__What needs to be done__. Below are some records; work out how many of their lines contain "højde" and give the number only.

__Exercise inputs__.
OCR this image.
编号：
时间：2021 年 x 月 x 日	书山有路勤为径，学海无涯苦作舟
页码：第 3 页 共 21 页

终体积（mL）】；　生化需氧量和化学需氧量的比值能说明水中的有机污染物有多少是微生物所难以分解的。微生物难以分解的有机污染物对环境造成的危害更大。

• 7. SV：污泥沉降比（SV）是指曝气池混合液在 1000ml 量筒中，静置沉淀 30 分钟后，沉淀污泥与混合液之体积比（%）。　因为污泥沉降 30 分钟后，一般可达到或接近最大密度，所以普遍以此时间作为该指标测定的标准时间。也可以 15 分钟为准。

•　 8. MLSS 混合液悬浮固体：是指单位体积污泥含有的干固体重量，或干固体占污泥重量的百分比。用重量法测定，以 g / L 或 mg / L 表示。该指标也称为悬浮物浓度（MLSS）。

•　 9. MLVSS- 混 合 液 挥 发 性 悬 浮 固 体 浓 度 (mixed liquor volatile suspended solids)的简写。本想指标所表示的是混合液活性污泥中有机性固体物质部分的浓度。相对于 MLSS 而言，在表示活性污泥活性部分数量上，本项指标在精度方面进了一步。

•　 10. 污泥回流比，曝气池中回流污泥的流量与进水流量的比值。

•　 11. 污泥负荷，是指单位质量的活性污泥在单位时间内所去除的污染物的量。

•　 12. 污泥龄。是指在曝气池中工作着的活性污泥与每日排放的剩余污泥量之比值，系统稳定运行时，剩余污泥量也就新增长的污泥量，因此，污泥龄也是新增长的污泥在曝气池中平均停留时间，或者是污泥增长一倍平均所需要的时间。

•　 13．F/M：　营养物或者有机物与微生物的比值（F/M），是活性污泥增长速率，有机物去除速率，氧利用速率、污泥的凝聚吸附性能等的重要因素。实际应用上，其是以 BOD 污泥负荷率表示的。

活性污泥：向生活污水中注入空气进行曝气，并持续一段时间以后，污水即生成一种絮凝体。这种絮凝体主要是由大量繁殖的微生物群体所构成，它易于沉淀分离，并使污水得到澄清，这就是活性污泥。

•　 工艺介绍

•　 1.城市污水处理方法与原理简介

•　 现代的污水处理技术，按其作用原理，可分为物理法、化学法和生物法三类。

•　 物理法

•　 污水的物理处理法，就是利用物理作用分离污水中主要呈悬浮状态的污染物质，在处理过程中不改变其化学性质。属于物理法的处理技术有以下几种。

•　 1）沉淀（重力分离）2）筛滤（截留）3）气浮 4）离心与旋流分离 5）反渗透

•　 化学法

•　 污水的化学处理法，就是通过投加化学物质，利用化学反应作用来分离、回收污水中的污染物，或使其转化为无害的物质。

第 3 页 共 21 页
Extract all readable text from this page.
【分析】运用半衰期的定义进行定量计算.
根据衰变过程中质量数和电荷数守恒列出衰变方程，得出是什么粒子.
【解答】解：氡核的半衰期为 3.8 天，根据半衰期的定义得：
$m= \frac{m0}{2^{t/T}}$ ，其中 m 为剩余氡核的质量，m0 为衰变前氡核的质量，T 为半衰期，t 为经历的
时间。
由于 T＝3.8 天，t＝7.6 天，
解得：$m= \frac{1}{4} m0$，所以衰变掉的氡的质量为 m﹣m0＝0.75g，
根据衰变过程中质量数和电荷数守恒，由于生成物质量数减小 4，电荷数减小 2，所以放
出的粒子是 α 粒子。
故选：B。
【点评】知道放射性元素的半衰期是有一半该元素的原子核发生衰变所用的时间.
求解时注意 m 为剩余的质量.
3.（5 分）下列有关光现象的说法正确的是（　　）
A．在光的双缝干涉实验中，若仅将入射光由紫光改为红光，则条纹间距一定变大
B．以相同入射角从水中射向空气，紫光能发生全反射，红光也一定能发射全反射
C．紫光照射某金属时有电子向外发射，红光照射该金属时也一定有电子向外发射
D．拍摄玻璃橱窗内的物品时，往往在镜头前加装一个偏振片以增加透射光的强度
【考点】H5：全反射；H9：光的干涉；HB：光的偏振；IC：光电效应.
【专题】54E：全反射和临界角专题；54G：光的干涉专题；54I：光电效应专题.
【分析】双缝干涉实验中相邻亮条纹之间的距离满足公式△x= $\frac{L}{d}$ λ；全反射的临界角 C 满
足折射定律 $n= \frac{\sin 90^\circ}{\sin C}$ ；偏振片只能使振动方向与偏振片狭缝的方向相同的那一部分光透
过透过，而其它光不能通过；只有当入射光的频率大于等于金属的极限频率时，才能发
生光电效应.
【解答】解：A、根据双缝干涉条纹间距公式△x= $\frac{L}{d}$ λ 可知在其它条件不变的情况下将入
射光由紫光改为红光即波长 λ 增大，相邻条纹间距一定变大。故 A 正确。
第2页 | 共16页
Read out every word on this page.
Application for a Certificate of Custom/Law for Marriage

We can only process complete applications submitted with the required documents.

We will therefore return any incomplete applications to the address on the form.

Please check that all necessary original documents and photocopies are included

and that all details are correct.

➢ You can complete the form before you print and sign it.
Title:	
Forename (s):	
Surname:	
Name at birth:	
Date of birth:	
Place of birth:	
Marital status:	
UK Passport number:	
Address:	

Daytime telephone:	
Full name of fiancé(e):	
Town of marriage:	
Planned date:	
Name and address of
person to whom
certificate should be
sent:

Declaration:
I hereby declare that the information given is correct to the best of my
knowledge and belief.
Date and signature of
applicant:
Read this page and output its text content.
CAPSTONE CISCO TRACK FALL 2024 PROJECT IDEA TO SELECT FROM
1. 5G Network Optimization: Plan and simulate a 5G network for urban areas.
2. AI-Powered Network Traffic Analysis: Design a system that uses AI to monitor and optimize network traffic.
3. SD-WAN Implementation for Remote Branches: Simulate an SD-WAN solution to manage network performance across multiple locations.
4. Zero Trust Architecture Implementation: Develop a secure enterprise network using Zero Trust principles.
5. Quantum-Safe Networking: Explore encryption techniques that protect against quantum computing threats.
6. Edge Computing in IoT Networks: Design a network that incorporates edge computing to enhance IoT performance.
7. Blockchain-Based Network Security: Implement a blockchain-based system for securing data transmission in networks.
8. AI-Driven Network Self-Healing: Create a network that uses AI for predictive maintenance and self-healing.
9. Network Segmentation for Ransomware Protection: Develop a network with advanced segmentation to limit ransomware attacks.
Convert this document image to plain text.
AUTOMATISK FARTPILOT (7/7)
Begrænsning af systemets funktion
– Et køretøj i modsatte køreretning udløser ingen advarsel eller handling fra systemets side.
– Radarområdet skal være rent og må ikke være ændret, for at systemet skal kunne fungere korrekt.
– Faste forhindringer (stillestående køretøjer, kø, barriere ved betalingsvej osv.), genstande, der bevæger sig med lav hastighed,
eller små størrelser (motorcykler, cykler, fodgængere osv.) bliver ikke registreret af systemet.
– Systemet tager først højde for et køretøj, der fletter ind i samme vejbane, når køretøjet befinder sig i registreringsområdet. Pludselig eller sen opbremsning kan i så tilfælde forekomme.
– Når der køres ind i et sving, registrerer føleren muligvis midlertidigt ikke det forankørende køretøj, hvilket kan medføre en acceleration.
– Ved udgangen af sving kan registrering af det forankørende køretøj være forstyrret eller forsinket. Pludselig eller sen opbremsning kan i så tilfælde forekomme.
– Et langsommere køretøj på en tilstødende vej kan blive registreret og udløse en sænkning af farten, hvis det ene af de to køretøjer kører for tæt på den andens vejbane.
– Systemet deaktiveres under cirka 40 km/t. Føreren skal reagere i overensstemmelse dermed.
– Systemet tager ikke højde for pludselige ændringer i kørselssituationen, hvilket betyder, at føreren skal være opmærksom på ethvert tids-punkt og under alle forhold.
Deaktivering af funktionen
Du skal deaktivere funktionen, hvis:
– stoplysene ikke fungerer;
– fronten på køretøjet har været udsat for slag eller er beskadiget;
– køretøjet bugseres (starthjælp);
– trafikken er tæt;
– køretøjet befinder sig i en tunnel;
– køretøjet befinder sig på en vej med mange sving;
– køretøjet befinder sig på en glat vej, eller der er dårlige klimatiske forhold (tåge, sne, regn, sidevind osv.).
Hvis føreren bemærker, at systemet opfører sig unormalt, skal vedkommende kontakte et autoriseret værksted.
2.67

__Response to the exercise__. 2